REQUEST:
Below are some records. Copy every line in them that holds "this".

Figure data in JSON:
---

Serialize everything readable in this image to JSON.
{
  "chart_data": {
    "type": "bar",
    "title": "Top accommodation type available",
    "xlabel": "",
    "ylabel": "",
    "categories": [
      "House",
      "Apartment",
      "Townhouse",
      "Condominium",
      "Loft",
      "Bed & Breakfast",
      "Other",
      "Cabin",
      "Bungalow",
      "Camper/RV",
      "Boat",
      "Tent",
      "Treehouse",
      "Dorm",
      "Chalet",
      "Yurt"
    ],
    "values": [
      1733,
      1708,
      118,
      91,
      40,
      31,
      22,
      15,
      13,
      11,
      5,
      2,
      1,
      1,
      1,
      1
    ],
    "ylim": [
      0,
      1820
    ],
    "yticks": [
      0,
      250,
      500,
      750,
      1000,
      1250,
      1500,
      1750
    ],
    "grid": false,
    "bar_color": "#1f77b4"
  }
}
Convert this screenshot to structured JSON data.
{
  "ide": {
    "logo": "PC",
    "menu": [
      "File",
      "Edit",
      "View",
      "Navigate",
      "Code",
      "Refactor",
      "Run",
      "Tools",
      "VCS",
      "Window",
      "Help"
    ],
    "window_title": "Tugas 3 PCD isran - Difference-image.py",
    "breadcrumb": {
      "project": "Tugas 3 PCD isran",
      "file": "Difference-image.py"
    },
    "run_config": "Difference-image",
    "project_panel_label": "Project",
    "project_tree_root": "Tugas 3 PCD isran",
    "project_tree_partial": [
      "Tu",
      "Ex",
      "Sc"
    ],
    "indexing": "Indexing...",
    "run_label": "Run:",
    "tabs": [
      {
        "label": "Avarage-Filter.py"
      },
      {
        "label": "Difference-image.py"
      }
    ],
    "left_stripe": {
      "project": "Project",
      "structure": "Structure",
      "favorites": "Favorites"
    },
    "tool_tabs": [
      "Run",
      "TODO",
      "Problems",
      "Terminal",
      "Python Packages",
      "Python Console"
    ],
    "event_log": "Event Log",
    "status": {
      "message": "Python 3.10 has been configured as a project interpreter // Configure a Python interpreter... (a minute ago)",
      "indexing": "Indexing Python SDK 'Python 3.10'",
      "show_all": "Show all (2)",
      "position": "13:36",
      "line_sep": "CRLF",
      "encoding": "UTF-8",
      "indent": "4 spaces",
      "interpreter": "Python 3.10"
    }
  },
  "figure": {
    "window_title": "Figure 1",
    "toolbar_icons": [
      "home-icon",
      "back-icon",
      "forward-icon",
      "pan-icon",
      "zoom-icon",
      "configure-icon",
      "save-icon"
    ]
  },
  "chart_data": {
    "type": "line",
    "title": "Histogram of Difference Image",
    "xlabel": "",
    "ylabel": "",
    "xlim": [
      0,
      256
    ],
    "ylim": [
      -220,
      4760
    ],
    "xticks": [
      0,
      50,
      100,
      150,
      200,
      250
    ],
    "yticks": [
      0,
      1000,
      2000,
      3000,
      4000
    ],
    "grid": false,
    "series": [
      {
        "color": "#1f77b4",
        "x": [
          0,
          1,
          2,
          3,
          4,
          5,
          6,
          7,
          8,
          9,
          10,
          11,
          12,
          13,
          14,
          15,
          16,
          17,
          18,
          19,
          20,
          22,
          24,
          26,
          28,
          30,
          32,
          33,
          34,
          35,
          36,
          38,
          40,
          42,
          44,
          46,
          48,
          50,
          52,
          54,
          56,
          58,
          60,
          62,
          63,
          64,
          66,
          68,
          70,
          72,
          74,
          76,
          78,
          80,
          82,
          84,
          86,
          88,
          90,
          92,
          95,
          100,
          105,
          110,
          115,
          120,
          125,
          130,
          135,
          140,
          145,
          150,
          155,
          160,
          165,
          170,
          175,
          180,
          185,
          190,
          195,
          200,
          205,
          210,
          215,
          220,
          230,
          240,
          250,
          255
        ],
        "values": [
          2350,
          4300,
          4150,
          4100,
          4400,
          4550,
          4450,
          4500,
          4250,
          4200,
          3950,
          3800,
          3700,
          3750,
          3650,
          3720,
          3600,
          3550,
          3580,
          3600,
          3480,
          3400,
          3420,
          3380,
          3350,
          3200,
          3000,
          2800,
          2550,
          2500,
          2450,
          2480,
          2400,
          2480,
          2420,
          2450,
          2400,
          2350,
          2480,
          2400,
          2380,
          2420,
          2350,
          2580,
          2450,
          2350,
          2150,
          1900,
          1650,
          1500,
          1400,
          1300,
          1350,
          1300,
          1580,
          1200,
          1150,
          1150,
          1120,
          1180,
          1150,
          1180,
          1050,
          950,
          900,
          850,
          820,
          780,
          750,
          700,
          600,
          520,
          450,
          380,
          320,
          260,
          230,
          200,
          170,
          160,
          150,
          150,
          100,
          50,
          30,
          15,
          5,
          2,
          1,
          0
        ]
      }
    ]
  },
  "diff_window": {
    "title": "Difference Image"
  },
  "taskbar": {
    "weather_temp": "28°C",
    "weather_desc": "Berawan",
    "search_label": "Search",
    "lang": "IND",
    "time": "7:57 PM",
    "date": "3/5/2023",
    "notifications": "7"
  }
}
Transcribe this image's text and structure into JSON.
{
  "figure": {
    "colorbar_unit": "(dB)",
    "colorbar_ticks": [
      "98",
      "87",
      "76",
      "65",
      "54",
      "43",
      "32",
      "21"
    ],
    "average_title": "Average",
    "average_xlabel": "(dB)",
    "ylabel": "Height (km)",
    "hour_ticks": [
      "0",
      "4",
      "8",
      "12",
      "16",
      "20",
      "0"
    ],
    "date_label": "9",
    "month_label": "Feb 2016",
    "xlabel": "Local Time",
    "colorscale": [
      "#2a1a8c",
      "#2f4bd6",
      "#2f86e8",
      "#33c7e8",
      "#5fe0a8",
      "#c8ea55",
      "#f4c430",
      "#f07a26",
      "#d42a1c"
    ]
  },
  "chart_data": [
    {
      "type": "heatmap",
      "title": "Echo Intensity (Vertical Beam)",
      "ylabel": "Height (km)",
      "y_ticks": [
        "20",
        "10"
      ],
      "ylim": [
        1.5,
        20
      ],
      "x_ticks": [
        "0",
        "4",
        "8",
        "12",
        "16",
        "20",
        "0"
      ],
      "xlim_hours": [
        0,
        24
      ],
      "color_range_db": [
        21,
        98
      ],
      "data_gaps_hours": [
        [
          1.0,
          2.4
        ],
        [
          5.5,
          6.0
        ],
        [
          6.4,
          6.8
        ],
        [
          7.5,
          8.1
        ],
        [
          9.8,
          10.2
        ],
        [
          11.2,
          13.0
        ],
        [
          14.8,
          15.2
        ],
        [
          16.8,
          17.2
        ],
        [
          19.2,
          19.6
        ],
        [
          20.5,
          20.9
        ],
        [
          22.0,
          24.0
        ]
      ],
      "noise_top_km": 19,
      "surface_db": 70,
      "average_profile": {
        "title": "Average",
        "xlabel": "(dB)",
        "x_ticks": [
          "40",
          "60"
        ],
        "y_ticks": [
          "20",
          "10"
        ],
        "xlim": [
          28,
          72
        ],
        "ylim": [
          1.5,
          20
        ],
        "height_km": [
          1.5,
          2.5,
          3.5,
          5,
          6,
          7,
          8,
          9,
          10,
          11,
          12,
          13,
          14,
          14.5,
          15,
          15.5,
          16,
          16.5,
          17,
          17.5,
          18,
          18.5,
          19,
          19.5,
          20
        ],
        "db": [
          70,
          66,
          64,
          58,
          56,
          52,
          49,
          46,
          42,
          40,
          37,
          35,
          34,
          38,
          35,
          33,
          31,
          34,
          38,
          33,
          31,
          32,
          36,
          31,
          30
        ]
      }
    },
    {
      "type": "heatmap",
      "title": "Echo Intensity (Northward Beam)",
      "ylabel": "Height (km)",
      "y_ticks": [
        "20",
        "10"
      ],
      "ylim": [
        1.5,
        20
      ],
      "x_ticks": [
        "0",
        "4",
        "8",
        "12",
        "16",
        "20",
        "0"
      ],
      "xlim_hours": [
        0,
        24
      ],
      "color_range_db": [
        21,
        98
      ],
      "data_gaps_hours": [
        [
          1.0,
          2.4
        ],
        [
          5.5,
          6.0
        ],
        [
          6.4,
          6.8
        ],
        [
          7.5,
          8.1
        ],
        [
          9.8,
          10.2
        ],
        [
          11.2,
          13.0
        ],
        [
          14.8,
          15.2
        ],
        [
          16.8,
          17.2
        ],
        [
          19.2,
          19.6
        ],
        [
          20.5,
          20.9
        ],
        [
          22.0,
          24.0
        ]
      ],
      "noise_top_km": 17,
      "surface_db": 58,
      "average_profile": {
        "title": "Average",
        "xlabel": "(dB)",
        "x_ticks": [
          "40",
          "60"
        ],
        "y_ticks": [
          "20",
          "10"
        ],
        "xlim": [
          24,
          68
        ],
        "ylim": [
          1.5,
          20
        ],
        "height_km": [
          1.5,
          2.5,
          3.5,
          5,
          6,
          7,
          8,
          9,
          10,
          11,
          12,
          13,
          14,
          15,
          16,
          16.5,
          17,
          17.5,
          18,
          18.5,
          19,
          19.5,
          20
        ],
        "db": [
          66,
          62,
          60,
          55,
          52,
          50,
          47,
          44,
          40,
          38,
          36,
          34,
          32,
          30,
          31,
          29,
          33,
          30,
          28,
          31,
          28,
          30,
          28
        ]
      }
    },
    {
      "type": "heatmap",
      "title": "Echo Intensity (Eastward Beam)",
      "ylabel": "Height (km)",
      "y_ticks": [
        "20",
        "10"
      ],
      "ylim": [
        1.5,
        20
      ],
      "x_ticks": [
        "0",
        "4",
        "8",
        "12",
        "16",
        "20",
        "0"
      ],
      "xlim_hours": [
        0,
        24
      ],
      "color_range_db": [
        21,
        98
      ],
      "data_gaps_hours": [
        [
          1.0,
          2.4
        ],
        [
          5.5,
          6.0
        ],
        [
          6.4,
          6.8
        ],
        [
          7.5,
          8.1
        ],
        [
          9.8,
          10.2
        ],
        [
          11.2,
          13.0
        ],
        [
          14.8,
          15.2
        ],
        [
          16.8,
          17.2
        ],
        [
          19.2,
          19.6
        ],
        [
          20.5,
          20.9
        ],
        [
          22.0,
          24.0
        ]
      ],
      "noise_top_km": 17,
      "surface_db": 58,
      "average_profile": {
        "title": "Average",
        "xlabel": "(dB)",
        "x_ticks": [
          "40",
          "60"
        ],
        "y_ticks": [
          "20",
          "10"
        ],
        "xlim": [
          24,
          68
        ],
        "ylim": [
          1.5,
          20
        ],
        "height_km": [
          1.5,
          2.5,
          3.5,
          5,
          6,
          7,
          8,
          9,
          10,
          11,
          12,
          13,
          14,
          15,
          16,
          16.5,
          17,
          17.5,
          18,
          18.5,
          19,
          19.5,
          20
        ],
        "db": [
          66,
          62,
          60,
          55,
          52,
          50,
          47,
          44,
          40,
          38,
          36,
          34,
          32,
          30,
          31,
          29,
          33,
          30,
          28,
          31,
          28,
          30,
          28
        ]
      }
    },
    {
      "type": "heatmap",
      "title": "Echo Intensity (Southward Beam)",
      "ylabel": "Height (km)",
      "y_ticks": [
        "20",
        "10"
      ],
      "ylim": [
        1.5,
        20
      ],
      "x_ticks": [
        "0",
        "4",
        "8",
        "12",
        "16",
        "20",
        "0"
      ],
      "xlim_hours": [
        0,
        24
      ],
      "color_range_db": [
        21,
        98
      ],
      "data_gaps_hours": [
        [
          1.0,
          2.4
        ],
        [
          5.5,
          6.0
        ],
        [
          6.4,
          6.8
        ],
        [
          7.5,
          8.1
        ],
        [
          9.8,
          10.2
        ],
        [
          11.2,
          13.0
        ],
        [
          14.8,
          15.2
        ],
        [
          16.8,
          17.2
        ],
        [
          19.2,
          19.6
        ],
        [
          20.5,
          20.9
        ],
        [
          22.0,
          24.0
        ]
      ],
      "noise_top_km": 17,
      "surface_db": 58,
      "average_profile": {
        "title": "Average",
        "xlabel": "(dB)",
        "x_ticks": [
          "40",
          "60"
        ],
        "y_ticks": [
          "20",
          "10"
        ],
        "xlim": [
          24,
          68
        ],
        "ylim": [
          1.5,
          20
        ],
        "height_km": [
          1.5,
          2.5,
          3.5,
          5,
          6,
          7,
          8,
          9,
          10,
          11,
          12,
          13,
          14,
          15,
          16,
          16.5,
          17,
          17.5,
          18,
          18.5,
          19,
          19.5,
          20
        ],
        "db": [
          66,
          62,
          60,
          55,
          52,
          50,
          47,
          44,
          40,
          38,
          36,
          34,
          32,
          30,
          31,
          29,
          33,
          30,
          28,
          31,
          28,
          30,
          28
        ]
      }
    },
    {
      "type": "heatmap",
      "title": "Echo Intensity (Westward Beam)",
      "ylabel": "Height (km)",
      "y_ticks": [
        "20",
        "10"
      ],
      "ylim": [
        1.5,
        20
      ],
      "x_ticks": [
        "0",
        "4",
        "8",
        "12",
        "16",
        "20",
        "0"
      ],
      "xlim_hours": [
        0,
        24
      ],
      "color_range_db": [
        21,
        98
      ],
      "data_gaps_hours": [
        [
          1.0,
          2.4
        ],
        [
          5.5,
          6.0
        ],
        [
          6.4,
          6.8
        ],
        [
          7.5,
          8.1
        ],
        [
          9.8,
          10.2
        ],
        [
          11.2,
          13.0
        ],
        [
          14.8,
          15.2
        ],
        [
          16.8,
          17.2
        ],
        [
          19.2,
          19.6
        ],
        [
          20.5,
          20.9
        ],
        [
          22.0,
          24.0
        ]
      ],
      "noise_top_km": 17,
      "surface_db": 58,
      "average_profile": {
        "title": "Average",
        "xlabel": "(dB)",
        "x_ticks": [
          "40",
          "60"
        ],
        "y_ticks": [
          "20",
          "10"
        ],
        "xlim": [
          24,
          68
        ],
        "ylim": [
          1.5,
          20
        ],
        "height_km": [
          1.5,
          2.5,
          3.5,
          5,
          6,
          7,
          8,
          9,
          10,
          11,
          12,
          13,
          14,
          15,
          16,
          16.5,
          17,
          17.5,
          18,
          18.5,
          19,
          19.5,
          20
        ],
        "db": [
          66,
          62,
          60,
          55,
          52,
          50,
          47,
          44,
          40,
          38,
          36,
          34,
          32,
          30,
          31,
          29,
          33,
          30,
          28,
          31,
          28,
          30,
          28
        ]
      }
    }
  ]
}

---

FINISHED TASK:
Serialize everything readable in this image to JSON.
Convert this screenshot to structured JSON data.
Transcribe this image's text and structure into JSON.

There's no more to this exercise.